§ Selected extract:

Segment Open

Master Pendulum (MultiComponent)
================================

Motivation: why multiple models for one pendulum?
-------------------------------------------------

In bio-mechatronic system simulation (e.g., prostheses and exoskeletons), the
system-level behavior is shaped by *coupled subsystems* that are often best
modeled with *different* tools:

- **Rigid-body dynamics** (fast, robust, good for control design and early
  integration)
- **Musculoskeletal dynamics** (to capture human–device interaction and
  physiology-driven constraints)
- **Deformable-body mechanics / FEM** (to resolve local stresses, contact, and
  compliance that cannot be captured by rigid models)

This naturally leads to *heterogeneous submodels* of the *same physical thing*
depending on your question:

- For controller development and system wiring, a rigid-body pendulum can be
  sufficient and cheap.

Segment Closed

§ Input data:
Segment Open

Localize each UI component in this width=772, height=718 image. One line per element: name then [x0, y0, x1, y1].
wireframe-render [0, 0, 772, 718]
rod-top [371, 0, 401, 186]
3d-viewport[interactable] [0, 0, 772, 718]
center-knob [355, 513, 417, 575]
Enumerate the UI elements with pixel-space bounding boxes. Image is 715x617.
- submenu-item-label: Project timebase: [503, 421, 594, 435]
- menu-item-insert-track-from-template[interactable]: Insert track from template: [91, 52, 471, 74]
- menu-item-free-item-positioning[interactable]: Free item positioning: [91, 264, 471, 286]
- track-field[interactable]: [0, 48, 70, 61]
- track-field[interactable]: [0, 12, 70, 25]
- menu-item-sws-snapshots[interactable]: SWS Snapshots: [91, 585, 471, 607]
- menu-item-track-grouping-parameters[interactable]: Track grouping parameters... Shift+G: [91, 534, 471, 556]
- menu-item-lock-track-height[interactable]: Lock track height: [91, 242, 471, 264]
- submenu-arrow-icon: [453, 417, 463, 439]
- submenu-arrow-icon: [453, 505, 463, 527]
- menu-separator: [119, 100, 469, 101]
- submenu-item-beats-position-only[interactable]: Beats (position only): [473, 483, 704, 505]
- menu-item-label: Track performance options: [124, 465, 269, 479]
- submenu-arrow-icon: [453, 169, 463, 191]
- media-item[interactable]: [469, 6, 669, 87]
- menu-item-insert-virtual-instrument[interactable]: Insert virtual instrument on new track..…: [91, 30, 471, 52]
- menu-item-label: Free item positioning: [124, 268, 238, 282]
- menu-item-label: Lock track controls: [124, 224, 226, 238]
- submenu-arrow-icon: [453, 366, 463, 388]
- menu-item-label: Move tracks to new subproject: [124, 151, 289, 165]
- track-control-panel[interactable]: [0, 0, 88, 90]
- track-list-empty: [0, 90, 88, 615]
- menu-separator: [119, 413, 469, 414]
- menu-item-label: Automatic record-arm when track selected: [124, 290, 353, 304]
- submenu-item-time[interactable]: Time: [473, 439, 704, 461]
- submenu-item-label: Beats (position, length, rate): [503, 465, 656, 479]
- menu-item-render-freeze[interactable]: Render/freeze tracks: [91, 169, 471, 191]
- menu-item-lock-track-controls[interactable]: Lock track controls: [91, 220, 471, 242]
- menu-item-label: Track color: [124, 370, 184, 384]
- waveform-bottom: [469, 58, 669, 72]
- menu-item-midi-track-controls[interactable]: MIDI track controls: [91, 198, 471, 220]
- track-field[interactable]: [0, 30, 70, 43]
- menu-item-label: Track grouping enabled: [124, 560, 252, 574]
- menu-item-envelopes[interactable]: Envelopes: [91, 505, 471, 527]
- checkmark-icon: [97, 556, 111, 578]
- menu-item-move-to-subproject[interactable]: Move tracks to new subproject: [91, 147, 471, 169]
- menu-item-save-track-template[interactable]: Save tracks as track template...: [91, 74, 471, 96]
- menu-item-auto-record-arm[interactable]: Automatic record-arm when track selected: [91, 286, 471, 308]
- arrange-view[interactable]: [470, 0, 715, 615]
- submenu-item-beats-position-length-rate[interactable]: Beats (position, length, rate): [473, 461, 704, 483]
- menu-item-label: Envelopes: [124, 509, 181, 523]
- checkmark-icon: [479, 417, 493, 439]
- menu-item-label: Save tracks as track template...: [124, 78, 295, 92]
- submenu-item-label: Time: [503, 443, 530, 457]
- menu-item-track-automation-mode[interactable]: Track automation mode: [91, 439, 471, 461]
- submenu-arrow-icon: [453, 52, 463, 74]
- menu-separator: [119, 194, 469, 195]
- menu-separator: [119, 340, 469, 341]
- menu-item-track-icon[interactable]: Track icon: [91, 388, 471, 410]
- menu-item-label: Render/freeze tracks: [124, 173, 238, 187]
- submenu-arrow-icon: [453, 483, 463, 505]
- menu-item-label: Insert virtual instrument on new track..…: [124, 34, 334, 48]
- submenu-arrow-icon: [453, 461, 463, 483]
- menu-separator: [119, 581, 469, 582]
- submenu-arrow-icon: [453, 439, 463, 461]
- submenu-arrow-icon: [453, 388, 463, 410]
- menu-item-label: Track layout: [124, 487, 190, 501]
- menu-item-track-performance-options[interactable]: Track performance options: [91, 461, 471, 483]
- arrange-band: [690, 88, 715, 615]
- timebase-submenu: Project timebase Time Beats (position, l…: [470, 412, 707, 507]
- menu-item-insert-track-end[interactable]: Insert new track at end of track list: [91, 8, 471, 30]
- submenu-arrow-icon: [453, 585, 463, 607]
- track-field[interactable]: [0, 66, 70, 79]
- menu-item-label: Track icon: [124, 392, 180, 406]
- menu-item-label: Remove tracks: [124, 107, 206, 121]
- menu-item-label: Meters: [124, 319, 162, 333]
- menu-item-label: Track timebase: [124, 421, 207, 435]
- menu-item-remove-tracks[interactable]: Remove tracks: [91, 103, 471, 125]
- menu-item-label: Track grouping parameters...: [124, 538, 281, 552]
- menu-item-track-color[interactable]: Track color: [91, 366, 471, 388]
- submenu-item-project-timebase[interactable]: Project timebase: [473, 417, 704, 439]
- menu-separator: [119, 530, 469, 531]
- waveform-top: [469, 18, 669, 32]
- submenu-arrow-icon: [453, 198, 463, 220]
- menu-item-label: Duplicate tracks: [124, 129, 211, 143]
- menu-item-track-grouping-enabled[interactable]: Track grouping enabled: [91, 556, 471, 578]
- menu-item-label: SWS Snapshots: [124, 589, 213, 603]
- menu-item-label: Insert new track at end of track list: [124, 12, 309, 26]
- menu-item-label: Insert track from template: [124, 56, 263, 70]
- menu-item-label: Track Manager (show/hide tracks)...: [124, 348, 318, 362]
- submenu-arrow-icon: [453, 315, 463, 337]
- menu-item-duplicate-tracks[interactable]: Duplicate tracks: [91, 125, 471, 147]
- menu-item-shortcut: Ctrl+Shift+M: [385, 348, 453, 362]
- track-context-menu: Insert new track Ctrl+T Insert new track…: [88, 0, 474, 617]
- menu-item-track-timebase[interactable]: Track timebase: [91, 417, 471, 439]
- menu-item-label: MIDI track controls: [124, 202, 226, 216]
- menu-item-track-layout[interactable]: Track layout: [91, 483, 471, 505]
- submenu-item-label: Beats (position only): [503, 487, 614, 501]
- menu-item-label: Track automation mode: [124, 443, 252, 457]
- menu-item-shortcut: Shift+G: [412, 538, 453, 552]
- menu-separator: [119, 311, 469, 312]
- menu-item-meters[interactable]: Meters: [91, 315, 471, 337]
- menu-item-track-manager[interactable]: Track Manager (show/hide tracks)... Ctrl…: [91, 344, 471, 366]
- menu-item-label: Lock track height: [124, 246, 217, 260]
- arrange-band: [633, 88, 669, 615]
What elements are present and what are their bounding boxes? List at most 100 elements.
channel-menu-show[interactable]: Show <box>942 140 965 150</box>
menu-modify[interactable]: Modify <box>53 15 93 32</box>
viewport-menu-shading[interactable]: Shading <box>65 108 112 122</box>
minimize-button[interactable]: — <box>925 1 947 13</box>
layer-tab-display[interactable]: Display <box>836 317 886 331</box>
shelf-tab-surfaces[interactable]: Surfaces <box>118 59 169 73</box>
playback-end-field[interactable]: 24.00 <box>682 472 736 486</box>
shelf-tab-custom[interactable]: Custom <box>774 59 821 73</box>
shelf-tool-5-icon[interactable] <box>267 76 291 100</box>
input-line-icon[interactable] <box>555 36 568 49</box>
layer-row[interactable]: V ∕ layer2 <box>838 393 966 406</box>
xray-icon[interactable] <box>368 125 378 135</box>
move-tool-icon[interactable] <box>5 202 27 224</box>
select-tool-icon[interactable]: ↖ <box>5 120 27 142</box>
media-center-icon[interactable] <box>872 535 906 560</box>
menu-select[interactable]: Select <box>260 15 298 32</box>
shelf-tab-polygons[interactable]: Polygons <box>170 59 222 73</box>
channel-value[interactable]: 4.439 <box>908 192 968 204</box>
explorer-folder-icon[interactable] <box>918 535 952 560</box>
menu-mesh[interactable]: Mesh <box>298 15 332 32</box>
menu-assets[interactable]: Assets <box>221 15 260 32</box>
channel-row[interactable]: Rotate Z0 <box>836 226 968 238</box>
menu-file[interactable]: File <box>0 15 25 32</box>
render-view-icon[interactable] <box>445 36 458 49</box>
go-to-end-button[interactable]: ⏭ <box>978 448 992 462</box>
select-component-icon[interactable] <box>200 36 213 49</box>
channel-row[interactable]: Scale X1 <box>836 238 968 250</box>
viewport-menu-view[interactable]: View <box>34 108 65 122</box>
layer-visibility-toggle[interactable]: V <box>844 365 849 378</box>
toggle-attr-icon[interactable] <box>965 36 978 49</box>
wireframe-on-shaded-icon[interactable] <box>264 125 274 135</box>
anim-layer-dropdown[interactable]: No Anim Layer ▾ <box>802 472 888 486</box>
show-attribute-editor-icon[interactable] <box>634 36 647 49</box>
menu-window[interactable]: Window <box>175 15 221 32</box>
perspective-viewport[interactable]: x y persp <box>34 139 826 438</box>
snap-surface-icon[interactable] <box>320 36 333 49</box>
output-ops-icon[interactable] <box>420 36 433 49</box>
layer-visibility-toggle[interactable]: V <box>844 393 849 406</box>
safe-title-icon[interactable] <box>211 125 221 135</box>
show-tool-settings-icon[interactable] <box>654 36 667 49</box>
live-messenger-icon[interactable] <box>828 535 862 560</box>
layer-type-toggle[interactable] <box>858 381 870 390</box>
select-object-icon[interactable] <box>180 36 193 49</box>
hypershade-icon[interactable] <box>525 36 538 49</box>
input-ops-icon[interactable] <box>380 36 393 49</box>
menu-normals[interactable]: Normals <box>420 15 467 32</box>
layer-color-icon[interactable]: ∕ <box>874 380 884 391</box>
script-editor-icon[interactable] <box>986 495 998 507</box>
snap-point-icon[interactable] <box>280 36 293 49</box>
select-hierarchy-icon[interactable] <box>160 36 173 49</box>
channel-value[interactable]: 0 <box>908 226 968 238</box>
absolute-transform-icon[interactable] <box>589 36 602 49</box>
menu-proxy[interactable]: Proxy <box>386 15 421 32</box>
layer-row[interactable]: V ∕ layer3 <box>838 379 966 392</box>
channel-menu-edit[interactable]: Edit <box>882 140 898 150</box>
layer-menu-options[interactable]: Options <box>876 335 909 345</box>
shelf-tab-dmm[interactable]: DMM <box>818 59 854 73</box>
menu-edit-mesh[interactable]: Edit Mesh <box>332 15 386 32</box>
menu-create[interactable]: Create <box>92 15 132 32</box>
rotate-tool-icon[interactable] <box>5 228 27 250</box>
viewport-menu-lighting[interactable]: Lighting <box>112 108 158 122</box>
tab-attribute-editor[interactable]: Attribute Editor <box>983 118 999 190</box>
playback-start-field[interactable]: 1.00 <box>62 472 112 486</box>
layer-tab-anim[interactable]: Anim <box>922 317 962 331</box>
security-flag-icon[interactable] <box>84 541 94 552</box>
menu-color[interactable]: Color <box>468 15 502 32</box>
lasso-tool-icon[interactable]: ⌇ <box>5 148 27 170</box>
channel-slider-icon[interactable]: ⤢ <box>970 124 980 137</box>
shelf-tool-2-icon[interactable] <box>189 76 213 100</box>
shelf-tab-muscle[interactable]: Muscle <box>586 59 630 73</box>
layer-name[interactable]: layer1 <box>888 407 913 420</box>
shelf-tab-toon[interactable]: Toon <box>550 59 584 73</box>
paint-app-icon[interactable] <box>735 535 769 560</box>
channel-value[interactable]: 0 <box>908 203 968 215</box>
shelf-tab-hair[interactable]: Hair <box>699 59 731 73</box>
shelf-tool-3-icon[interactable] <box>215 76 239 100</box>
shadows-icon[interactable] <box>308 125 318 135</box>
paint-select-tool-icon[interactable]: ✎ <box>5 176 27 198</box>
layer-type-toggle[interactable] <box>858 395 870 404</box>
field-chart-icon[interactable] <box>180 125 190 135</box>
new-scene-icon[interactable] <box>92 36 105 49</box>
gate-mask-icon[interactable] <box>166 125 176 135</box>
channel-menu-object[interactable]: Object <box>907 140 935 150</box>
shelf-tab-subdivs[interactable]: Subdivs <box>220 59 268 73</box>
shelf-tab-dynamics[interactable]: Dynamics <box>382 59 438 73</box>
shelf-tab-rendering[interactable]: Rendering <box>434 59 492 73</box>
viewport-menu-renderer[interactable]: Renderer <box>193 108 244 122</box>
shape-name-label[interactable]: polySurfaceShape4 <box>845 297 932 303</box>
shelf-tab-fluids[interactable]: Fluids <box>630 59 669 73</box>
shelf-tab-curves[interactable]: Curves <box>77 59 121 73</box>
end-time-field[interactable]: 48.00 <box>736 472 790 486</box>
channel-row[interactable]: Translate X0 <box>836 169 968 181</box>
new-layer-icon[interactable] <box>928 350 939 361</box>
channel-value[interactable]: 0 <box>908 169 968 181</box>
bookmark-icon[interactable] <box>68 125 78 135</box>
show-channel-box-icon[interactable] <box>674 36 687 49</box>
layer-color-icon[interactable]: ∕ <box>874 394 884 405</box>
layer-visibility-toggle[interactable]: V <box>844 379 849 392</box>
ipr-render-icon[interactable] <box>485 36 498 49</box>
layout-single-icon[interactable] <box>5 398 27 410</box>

Segment Closed

§ What you will do:
Reproduce the pendulum modeling text word for word, everything from "Motivation: why multiple" down to "physiology-driven constraints)".

§ Result of the exercise:
Motivation: why multiple models for one pendulum?
-------------------------------------------------

In bio-mechatronic system simulation (e.g., prostheses and exoskeletons), the
system-level behavior is shaped by *coupled subsystems* that are often best
modeled with *different* tools:

- **Rigid-body dynamics** (fast, robust, good for control design and early
  integration)
- **Musculoskeletal dynamics** (to capture human–device interaction and
  physiology-driven constraints)